## SHORT EXERCISE
In the listing below, identify each line with the word "modelo" and return those lines.

Records excerpted from a collection
BEGIN
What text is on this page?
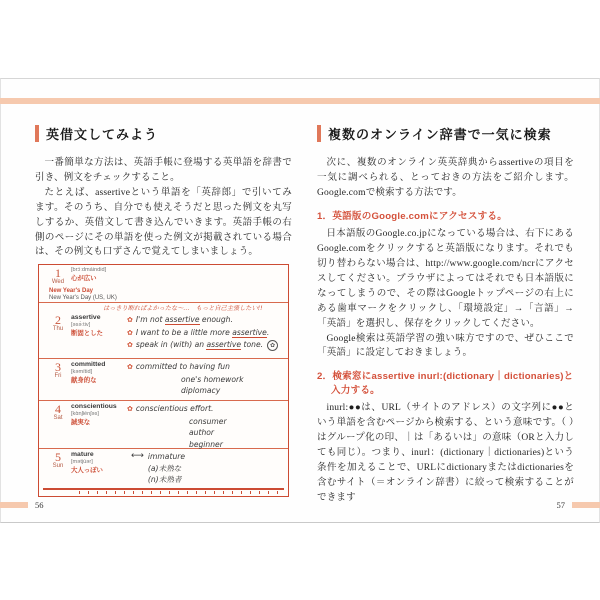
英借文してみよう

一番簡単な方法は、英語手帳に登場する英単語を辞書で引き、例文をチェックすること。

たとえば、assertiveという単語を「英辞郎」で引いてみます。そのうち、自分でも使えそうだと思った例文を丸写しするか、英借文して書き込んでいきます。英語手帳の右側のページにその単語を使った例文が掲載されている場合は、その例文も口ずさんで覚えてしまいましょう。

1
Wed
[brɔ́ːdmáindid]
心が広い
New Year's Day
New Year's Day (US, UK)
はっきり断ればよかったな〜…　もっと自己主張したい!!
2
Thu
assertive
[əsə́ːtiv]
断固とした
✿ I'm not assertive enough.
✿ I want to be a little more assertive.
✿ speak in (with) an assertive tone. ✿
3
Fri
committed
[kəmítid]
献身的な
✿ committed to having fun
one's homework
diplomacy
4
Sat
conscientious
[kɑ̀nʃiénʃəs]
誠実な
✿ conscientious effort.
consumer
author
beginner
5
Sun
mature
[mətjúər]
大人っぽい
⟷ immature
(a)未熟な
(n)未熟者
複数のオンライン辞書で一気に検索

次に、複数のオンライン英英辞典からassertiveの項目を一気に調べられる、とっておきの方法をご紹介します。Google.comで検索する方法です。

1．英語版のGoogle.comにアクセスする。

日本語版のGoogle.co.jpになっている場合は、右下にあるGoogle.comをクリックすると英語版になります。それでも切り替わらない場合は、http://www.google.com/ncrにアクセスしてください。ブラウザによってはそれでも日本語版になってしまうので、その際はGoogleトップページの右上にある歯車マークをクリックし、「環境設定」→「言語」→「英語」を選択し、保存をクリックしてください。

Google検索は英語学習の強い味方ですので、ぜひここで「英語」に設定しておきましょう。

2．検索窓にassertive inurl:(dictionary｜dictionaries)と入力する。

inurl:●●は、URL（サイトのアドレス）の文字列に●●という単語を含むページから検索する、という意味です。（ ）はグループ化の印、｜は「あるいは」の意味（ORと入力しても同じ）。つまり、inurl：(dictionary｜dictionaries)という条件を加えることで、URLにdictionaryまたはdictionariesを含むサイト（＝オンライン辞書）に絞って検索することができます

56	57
END
BEGIN
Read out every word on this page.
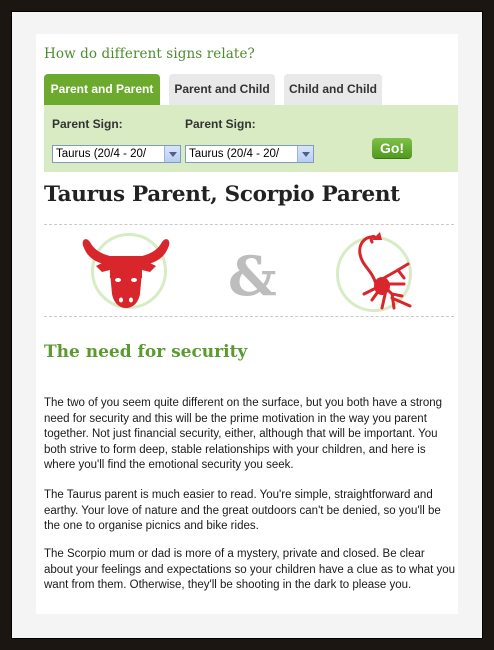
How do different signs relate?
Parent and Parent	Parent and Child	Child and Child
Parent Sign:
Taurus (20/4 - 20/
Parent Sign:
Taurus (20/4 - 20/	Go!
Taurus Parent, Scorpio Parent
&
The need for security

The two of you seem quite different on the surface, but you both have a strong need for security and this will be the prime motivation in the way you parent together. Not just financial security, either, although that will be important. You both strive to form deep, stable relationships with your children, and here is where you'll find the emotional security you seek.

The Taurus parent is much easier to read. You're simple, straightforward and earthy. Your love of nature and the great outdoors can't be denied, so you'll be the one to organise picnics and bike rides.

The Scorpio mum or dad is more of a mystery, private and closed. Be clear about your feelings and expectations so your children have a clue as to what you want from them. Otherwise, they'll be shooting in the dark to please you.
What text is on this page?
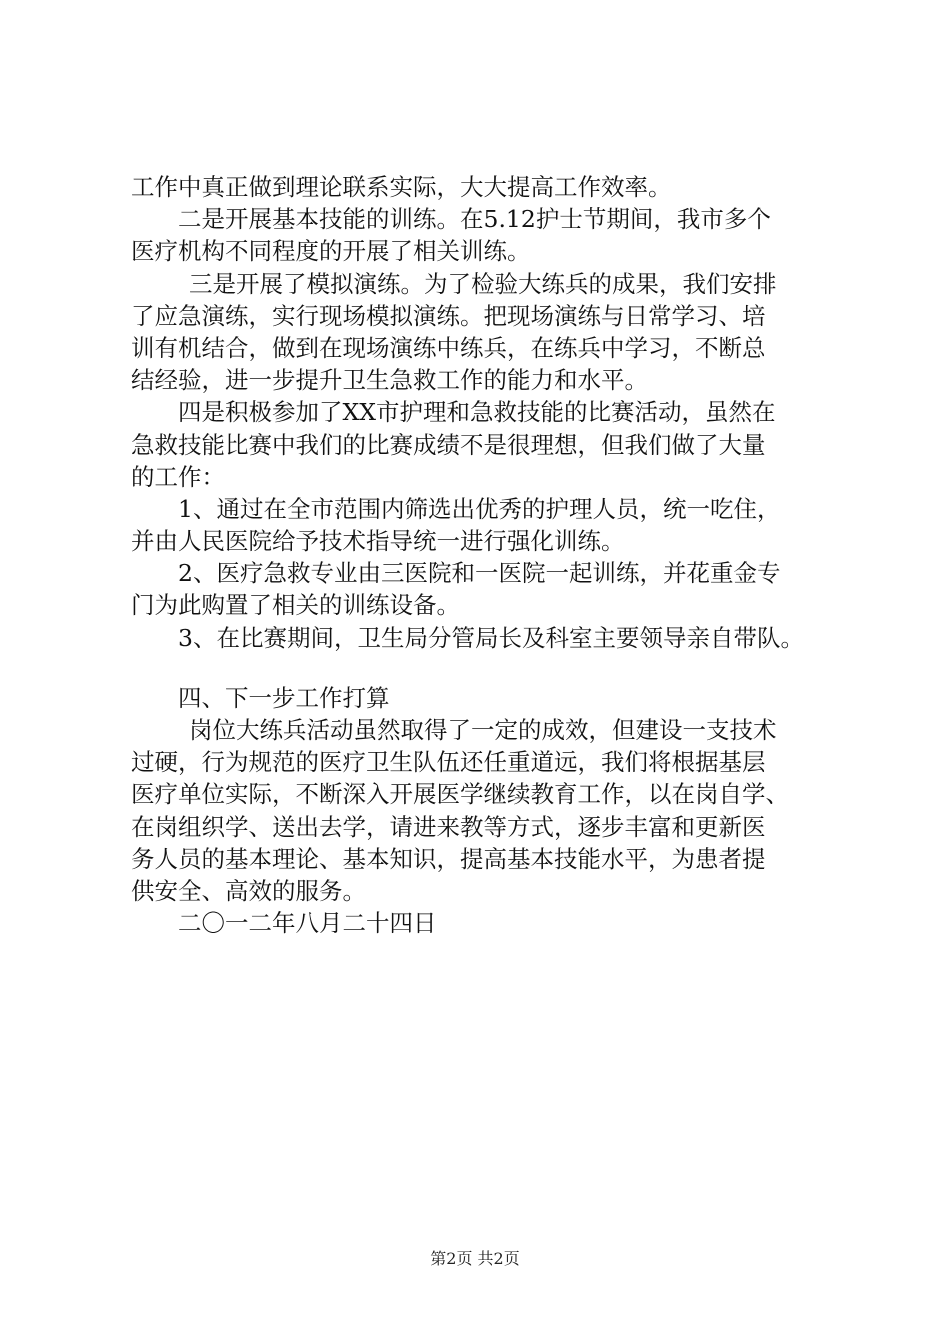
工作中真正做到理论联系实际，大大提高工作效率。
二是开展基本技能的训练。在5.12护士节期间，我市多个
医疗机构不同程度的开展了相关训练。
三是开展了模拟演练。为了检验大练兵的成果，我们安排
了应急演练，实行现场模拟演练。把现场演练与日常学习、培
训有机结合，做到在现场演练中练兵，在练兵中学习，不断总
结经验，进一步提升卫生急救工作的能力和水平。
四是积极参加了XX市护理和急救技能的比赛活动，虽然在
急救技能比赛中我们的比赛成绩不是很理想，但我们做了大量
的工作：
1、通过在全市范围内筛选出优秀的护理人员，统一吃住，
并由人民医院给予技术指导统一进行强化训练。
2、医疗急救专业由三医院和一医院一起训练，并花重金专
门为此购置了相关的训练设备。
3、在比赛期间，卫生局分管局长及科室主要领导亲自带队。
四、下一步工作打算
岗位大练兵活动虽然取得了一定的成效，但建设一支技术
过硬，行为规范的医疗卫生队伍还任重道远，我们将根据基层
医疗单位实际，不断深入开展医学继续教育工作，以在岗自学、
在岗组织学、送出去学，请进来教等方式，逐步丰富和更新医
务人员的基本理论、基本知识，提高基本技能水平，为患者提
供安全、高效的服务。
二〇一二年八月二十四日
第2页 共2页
END
BEGIN
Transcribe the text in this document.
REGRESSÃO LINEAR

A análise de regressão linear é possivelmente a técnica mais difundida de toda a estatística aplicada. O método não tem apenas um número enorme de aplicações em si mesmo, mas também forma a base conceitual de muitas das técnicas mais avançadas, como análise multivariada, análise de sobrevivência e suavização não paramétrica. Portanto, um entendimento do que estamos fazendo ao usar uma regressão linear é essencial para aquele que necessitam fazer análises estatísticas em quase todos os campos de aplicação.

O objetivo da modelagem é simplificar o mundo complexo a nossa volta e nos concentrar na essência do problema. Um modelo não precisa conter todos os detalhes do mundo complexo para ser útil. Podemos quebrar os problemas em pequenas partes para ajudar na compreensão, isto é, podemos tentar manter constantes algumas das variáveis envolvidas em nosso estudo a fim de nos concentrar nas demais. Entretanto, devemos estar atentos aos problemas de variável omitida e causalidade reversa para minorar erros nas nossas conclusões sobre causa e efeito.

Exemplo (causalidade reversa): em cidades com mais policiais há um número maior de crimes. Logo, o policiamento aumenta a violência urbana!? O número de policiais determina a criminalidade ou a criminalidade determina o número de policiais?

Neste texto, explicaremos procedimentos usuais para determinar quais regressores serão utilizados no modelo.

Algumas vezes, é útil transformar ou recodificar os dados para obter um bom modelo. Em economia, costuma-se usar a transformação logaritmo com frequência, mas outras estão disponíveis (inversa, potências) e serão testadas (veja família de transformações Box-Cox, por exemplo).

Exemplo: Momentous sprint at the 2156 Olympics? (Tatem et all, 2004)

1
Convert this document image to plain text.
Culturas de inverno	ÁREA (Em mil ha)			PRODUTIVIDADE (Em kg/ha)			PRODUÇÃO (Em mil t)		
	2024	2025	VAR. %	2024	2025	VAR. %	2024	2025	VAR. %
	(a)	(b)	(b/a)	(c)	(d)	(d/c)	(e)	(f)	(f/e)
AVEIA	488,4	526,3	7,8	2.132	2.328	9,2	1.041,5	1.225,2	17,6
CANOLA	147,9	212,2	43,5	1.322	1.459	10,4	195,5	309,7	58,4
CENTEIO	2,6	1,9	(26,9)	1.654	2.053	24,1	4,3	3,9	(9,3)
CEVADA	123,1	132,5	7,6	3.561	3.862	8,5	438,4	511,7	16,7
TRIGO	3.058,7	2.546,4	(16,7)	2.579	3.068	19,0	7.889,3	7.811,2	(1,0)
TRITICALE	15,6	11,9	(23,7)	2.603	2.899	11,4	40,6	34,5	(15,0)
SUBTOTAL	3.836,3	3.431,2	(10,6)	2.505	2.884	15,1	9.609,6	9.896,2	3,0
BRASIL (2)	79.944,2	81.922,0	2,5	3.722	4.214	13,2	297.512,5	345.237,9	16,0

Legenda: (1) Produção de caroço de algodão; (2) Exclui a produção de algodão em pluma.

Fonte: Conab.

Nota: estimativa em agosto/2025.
END
## SOLUTION TO THIS TASK
O objetivo da modelagem é simplificar o mundo complexo a nossa volta e nos concentrar na essência do problema. Um modelo não precisa conter todos os detalhes do mundo complexo para ser útil. Podemos quebrar os problemas em pequenas partes para ajudar na compreensão, isto é, podemos tentar manter constantes algumas das variáveis envolvidas em nosso estudo a fim de nos concentrar nas demais. Entretanto, devemos estar atentos aos problemas de variável omitida e causalidade reversa para minorar erros nas nossas conclusões sobre causa e efeito.
Neste texto, explicaremos procedimentos usuais para determinar quais regressores serão utilizados no modelo.
Algumas vezes, é útil transformar ou recodificar os dados para obter um bom modelo. Em economia, costuma-se usar a transformação logaritmo com frequência, mas outras estão disponíveis (inversa, potências) e serão testadas (veja família de transformações Box-Cox, por exemplo).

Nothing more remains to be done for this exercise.